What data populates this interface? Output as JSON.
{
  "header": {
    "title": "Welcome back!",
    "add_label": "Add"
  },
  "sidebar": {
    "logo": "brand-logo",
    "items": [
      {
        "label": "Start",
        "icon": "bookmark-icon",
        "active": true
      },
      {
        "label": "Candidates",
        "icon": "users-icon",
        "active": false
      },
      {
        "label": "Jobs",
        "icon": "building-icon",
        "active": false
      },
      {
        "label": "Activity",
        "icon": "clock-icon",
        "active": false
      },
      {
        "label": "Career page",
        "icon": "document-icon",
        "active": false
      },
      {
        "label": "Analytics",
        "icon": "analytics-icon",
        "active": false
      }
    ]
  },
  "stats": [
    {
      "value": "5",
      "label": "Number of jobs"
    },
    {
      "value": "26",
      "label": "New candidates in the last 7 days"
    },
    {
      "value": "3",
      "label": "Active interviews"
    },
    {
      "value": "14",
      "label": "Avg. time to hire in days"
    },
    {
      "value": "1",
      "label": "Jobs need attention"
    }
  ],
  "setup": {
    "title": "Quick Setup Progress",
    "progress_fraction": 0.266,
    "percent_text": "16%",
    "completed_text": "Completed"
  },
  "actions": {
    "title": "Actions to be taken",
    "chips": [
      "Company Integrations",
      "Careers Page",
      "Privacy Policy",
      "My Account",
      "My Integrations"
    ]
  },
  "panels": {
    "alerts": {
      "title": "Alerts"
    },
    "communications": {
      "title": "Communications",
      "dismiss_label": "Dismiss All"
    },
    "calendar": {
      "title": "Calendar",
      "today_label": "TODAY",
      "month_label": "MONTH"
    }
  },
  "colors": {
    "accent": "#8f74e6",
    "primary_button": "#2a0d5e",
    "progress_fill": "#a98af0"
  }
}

□ □ □ □

STATED EXERCISE -> Pull every line containing "Integrations" from the material above.

THE ANSWER ->
      "Company Integrations",
      "My Integrations"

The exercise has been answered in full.